## [Source records]
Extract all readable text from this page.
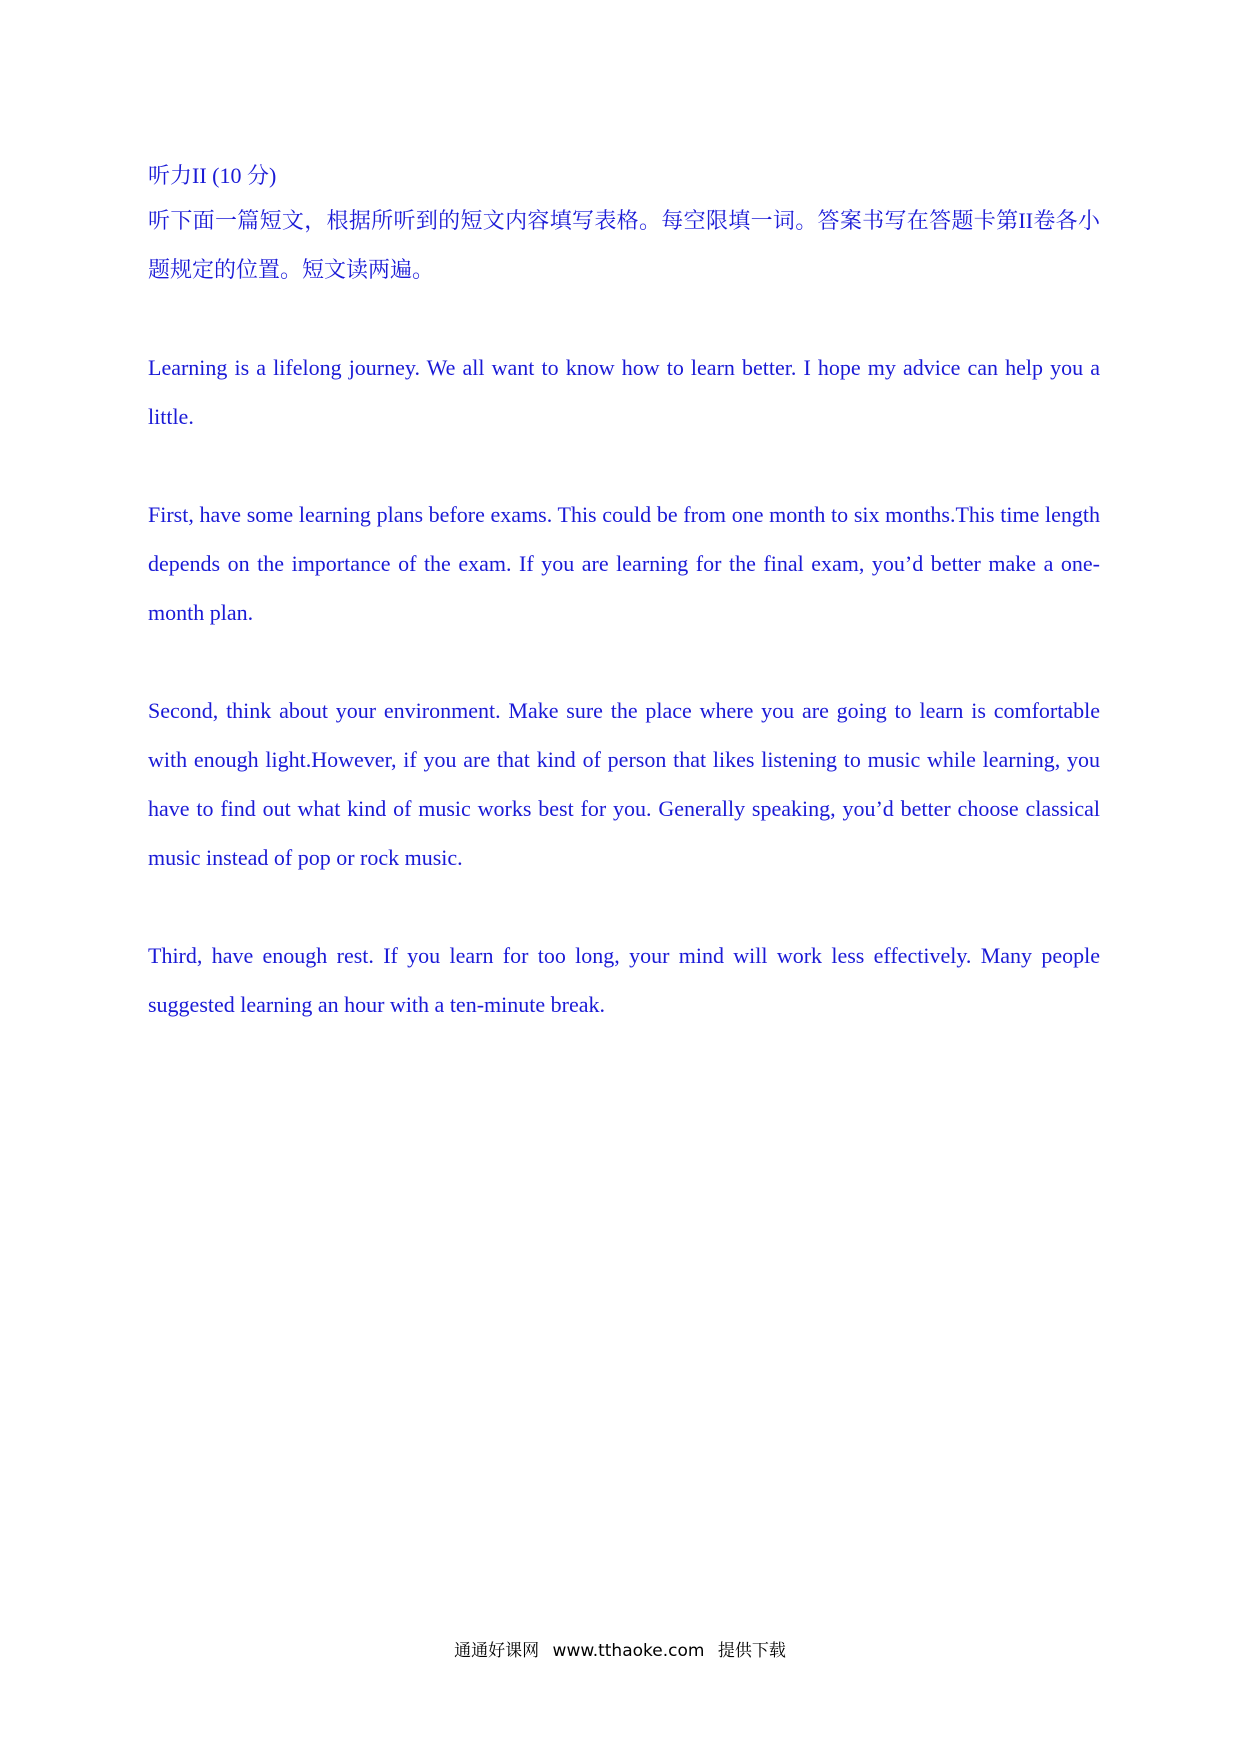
听力II (10 分)

听下面一篇短文，根据所听到的短文内容填写表格。每空限填一词。答案书写在答题卡第II卷各小题规定的位置。短文读两遍。

Learning is a lifelong journey. We all want to know how to learn better. I hope my advice can help you a little.

First, have some learning plans before exams. This could be from one month to six months.This time length depends on the importance of the exam. If you are learning for the final exam, you’d better make a one-month plan.

Second, think about your environment. Make sure the place where you are going to learn is comfortable with enough light.However, if you are that kind of person that likes listening to music while learning, you have to find out what kind of music works best for you. Generally speaking, you’d better choose classical music instead of pop or rock music.

Third, have enough rest. If you learn for too long, your mind will work less effectively. Many people suggested learning an hour with a ten-minute break.

通通好课网 www.tthaoke.com 提供下载
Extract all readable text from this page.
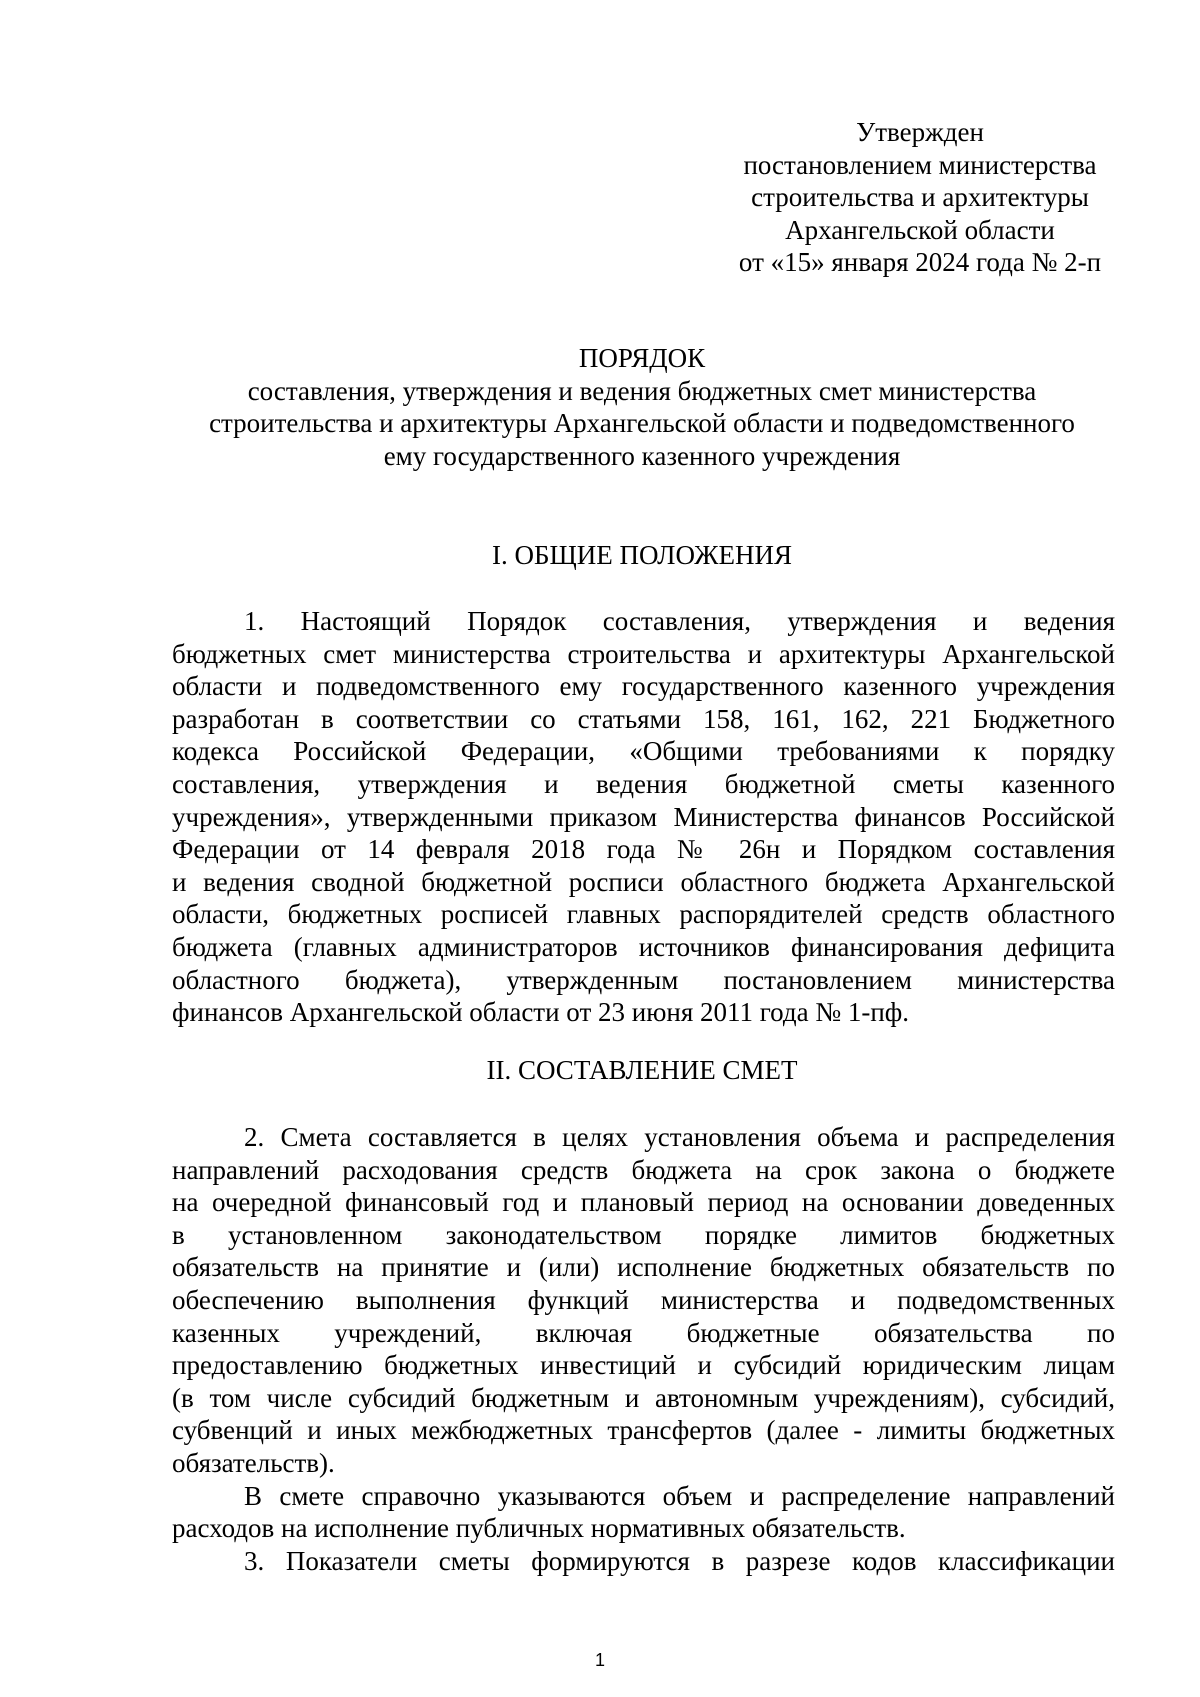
Утвержден
постановлением министерства
строительства и архитектуры
Архангельской области
от «15» января 2024 года № 2-п
ПОРЯДОК
составления, утверждения и ведения бюджетных смет министерства
строительства и архитектуры Архангельской области и подведомственного
ему государственного казенного учреждения
I. ОБЩИЕ ПОЛОЖЕНИЯ
1. Настоящий Порядок составления, утверждения и ведения
бюджетных смет министерства строительства и архитектуры Архангельской
области и подведомственного ему государственного казенного учреждения
разработан в соответствии со статьями 158, 161, 162, 221 Бюджетного
кодекса Российской Федерации, «Общими требованиями к порядку
составления, утверждения и ведения бюджетной сметы казенного
учреждения», утвержденными приказом Министерства финансов Российской
Федерации от 14 февраля 2018 года № 26н и Порядком составления
и ведения сводной бюджетной росписи областного бюджета Архангельской
области, бюджетных росписей главных распорядителей средств областного
бюджета (главных администраторов источников финансирования дефицита
областного бюджета), утвержденным постановлением министерства
финансов Архангельской области от 23 июня 2011 года № 1-пф.
II. СОСТАВЛЕНИЕ СМЕТ
2. Смета составляется в целях установления объема и распределения
направлений расходования средств бюджета на срок закона о бюджете
на очередной финансовый год и плановый период на основании доведенных
в установленном законодательством порядке лимитов бюджетных
обязательств на принятие и (или) исполнение бюджетных обязательств по
обеспечению выполнения функций министерства и подведомственных
казенных учреждений, включая бюджетные обязательства по
предоставлению бюджетных инвестиций и субсидий юридическим лицам
(в том числе субсидий бюджетным и автономным учреждениям), субсидий,
субвенций и иных межбюджетных трансфертов (далее - лимиты бюджетных
обязательств).
В смете справочно указываются объем и распределение направлений
расходов на исполнение публичных нормативных обязательств.
3. Показатели сметы формируются в разрезе кодов классификации
1
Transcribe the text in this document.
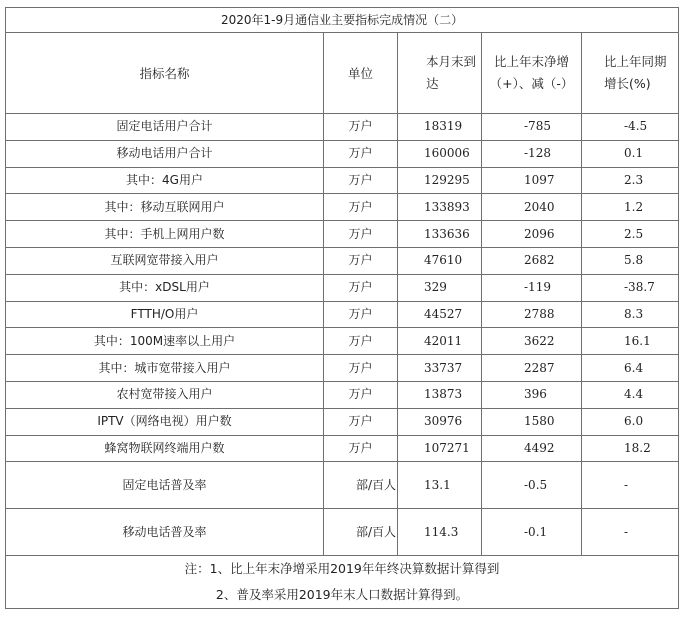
2020年1-9月通信业主要指标完成情况（二）				
指标名称	单位	本月末到达	比上年末净增（+）、减（-）	比上年同期增长(%)
固定电话用户合计	万户	18319	-785	-4.5
移动电话用户合计	万户	160006	-128	0.1
其中：4G用户	万户	129295	1097	2.3
其中：移动互联网用户	万户	133893	2040	1.2
其中：手机上网用户数	万户	133636	2096	2.5
互联网宽带接入用户	万户	47610	2682	5.8
其中：xDSL用户	万户	329	-119	-38.7
FTTH/O用户	万户	44527	2788	8.3
其中：100M速率以上用户	万户	42011	3622	16.1
其中：城市宽带接入用户	万户	33737	2287	6.4
农村宽带接入用户	万户	13873	396	4.4
IPTV（网络电视）用户数	万户	30976	1580	6.0
蜂窝物联网终端用户数	万户	107271	4492	18.2
固定电话普及率	部/百人	13.1	-0.5	-
移动电话普及率	部/百人	114.3	-0.1	-

注：1、比上年末净增采用2019年年终决算数据计算得到
2、普及率采用2019年末人口数据计算得到。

## [Description of the task]
Give back the whole listing as it stands, minus its pictures.

## [Correct output]
Extract all readable text from this page.
听力II (10 分)

听下面一篇短文，根据所听到的短文内容填写表格。每空限填一词。答案书写在答题卡第II卷各小题规定的位置。短文读两遍。

Learning is a lifelong journey. We all want to know how to learn better. I hope my advice can help you a little.

First, have some learning plans before exams. This could be from one month to six months.This time length depends on the importance of the exam. If you are learning for the final exam, you’d better make a one-month plan.

Second, think about your environment. Make sure the place where you are going to learn is comfortable with enough light.However, if you are that kind of person that likes listening to music while learning, you have to find out what kind of music works best for you. Generally speaking, you’d better choose classical music instead of pop or rock music.

Third, have enough rest. If you learn for too long, your mind will work less effectively. Many people suggested learning an hour with a ten-minute break.

通通好课网 www.tthaoke.com 提供下载
Extract all readable text from this page.
Утвержден
постановлением министерства
строительства и архитектуры
Архангельской области
от «15» января 2024 года № 2-п
ПОРЯДОК
составления, утверждения и ведения бюджетных смет министерства
строительства и архитектуры Архангельской области и подведомственного
ему государственного казенного учреждения
I. ОБЩИЕ ПОЛОЖЕНИЯ
1. Настоящий Порядок составления, утверждения и ведения
бюджетных смет министерства строительства и архитектуры Архангельской
области и подведомственного ему государственного казенного учреждения
разработан в соответствии со статьями 158, 161, 162, 221 Бюджетного
кодекса Российской Федерации, «Общими требованиями к порядку
составления, утверждения и ведения бюджетной сметы казенного
учреждения», утвержденными приказом Министерства финансов Российской
Федерации от 14 февраля 2018 года № 26н и Порядком составления
и ведения сводной бюджетной росписи областного бюджета Архангельской
области, бюджетных росписей главных распорядителей средств областного
бюджета (главных администраторов источников финансирования дефицита
областного бюджета), утвержденным постановлением министерства
финансов Архангельской области от 23 июня 2011 года № 1-пф.
II. СОСТАВЛЕНИЕ СМЕТ
2. Смета составляется в целях установления объема и распределения
направлений расходования средств бюджета на срок закона о бюджете
на очередной финансовый год и плановый период на основании доведенных
в установленном законодательством порядке лимитов бюджетных
обязательств на принятие и (или) исполнение бюджетных обязательств по
обеспечению выполнения функций министерства и подведомственных
казенных учреждений, включая бюджетные обязательства по
предоставлению бюджетных инвестиций и субсидий юридическим лицам
(в том числе субсидий бюджетным и автономным учреждениям), субсидий,
субвенций и иных межбюджетных трансфертов (далее - лимиты бюджетных
обязательств).
В смете справочно указываются объем и распределение направлений
расходов на исполнение публичных нормативных обязательств.
3. Показатели сметы формируются в разрезе кодов классификации
1
Transcribe the text in this document.
2020年1-9月通信业主要指标完成情况（二）				
指标名称	单位	本月末到达	比上年末净增（+）、减（-）	比上年同期增长(%)
固定电话用户合计	万户	18319	-785	-4.5
移动电话用户合计	万户	160006	-128	0.1
其中：4G用户	万户	129295	1097	2.3
其中：移动互联网用户	万户	133893	2040	1.2
其中：手机上网用户数	万户	133636	2096	2.5
互联网宽带接入用户	万户	47610	2682	5.8
其中：xDSL用户	万户	329	-119	-38.7
FTTH/O用户	万户	44527	2788	8.3
其中：100M速率以上用户	万户	42011	3622	16.1
其中：城市宽带接入用户	万户	33737	2287	6.4
农村宽带接入用户	万户	13873	396	4.4
IPTV（网络电视）用户数	万户	30976	1580	6.0
蜂窝物联网终端用户数	万户	107271	4492	18.2
固定电话普及率	部/百人	13.1	-0.5	-
移动电话普及率	部/百人	114.3	-0.1	-

注：1、比上年末净增采用2019年年终决算数据计算得到
2、普及率采用2019年末人口数据计算得到。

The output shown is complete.